What you should do: Write out the records beneath this line exactly as they appear, minus any images.

Supplied entries:

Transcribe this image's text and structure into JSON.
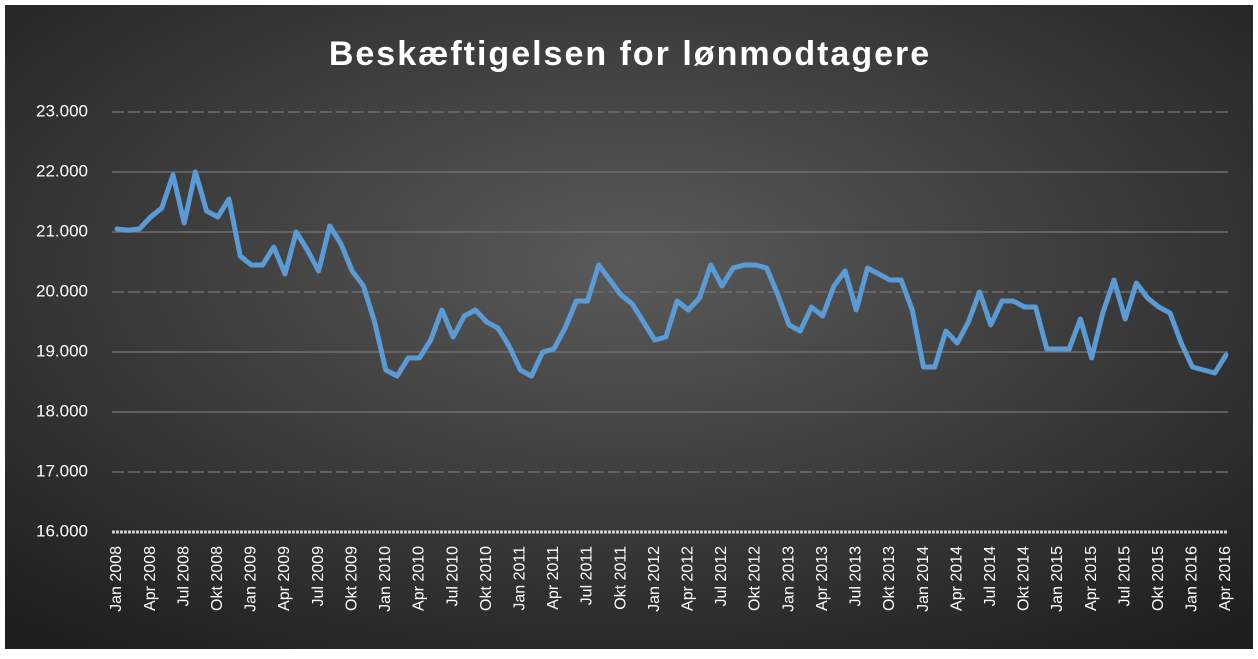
{
  "chart_data": {
    "type": "line",
    "title": "Beskæftigelsen for lønmodtagere",
    "categories": [
      "Jan 2008",
      null,
      null,
      "Apr 2008",
      null,
      null,
      "Jul 2008",
      null,
      null,
      "Okt 2008",
      null,
      null,
      "Jan 2009",
      null,
      null,
      "Apr 2009",
      null,
      null,
      "Jul 2009",
      null,
      null,
      "Okt 2009",
      null,
      null,
      "Jan 2010",
      null,
      null,
      "Apr 2010",
      null,
      null,
      "Jul 2010",
      null,
      null,
      "Okt 2010",
      null,
      null,
      "Jan 2011",
      null,
      null,
      "Apr 2011",
      null,
      null,
      "Jul 2011",
      null,
      null,
      "Okt 2011",
      null,
      null,
      "Jan 2012",
      null,
      null,
      "Apr 2012",
      null,
      null,
      "Jul 2012",
      null,
      null,
      "Okt 2012",
      null,
      null,
      "Jan 2013",
      null,
      null,
      "Apr 2013",
      null,
      null,
      "Jul 2013",
      null,
      null,
      "Okt 2013",
      null,
      null,
      "Jan 2014",
      null,
      null,
      "Apr 2014",
      null,
      null,
      "Jul 2014",
      null,
      null,
      "Okt 2014",
      null,
      null,
      "Jan 2015",
      null,
      null,
      "Apr 2015",
      null,
      null,
      "Jul 2015",
      null,
      null,
      "Okt 2015",
      null,
      null,
      "Jan 2016",
      null,
      null,
      "Apr 2016"
    ],
    "values": [
      21050,
      21030,
      21050,
      21250,
      21400,
      21950,
      21150,
      22000,
      21350,
      21250,
      21550,
      20600,
      20450,
      20450,
      20750,
      20300,
      21000,
      20700,
      20350,
      21100,
      20800,
      20350,
      20100,
      19500,
      18700,
      18600,
      18900,
      18900,
      19200,
      19700,
      19250,
      19600,
      19700,
      19500,
      19400,
      19100,
      18700,
      18600,
      19000,
      19050,
      19400,
      19850,
      19850,
      20450,
      20200,
      19950,
      19800,
      19500,
      19200,
      19250,
      19850,
      19700,
      19900,
      20450,
      20100,
      20400,
      20450,
      20450,
      20400,
      19950,
      19450,
      19350,
      19750,
      19600,
      20100,
      20350,
      19700,
      20400,
      20300,
      20200,
      20200,
      19700,
      18750,
      18750,
      19350,
      19150,
      19500,
      20000,
      19450,
      19850,
      19850,
      19750,
      19750,
      19050,
      19050,
      19050,
      19550,
      18900,
      19650,
      20200,
      19550,
      20150,
      19900,
      19750,
      19650,
      19150,
      18750,
      18700,
      18650,
      18950
    ],
    "color": "#5b9bd5",
    "ylim": [
      16000,
      23000
    ],
    "yticks": [
      {
        "value": 16000,
        "label": "16.000"
      },
      {
        "value": 17000,
        "label": "17.000"
      },
      {
        "value": 18000,
        "label": "18.000"
      },
      {
        "value": 19000,
        "label": "19.000"
      },
      {
        "value": 20000,
        "label": "20.000"
      },
      {
        "value": 21000,
        "label": "21.000"
      },
      {
        "value": 22000,
        "label": "22.000"
      },
      {
        "value": 23000,
        "label": "23.000"
      }
    ],
    "grid": true
  }
}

Answer in full:
Transcribe this image's text and structure into JSON.
{
  "chart_data": {
    "type": "line",
    "title": "Beskæftigelsen for lønmodtagere",
    "categories": [
      "Jan 2008",
      null,
      null,
      "Apr 2008",
      null,
      null,
      "Jul 2008",
      null,
      null,
      "Okt 2008",
      null,
      null,
      "Jan 2009",
      null,
      null,
      "Apr 2009",
      null,
      null,
      "Jul 2009",
      null,
      null,
      "Okt 2009",
      null,
      null,
      "Jan 2010",
      null,
      null,
      "Apr 2010",
      null,
      null,
      "Jul 2010",
      null,
      null,
      "Okt 2010",
      null,
      null,
      "Jan 2011",
      null,
      null,
      "Apr 2011",
      null,
      null,
      "Jul 2011",
      null,
      null,
      "Okt 2011",
      null,
      null,
      "Jan 2012",
      null,
      null,
      "Apr 2012",
      null,
      null,
      "Jul 2012",
      null,
      null,
      "Okt 2012",
      null,
      null,
      "Jan 2013",
      null,
      null,
      "Apr 2013",
      null,
      null,
      "Jul 2013",
      null,
      null,
      "Okt 2013",
      null,
      null,
      "Jan 2014",
      null,
      null,
      "Apr 2014",
      null,
      null,
      "Jul 2014",
      null,
      null,
      "Okt 2014",
      null,
      null,
      "Jan 2015",
      null,
      null,
      "Apr 2015",
      null,
      null,
      "Jul 2015",
      null,
      null,
      "Okt 2015",
      null,
      null,
      "Jan 2016",
      null,
      null,
      "Apr 2016"
    ],
    "values": [
      21050,
      21030,
      21050,
      21250,
      21400,
      21950,
      21150,
      22000,
      21350,
      21250,
      21550,
      20600,
      20450,
      20450,
      20750,
      20300,
      21000,
      20700,
      20350,
      21100,
      20800,
      20350,
      20100,
      19500,
      18700,
      18600,
      18900,
      18900,
      19200,
      19700,
      19250,
      19600,
      19700,
      19500,
      19400,
      19100,
      18700,
      18600,
      19000,
      19050,
      19400,
      19850,
      19850,
      20450,
      20200,
      19950,
      19800,
      19500,
      19200,
      19250,
      19850,
      19700,
      19900,
      20450,
      20100,
      20400,
      20450,
      20450,
      20400,
      19950,
      19450,
      19350,
      19750,
      19600,
      20100,
      20350,
      19700,
      20400,
      20300,
      20200,
      20200,
      19700,
      18750,
      18750,
      19350,
      19150,
      19500,
      20000,
      19450,
      19850,
      19850,
      19750,
      19750,
      19050,
      19050,
      19050,
      19550,
      18900,
      19650,
      20200,
      19550,
      20150,
      19900,
      19750,
      19650,
      19150,
      18750,
      18700,
      18650,
      18950
    ],
    "color": "#5b9bd5",
    "ylim": [
      16000,
      23000
    ],
    "yticks": [
      {
        "value": 16000,
        "label": "16.000"
      },
      {
        "value": 17000,
        "label": "17.000"
      },
      {
        "value": 18000,
        "label": "18.000"
      },
      {
        "value": 19000,
        "label": "19.000"
      },
      {
        "value": 20000,
        "label": "20.000"
      },
      {
        "value": 21000,
        "label": "21.000"
      },
      {
        "value": 22000,
        "label": "22.000"
      },
      {
        "value": 23000,
        "label": "23.000"
      }
    ],
    "grid": true
  }
}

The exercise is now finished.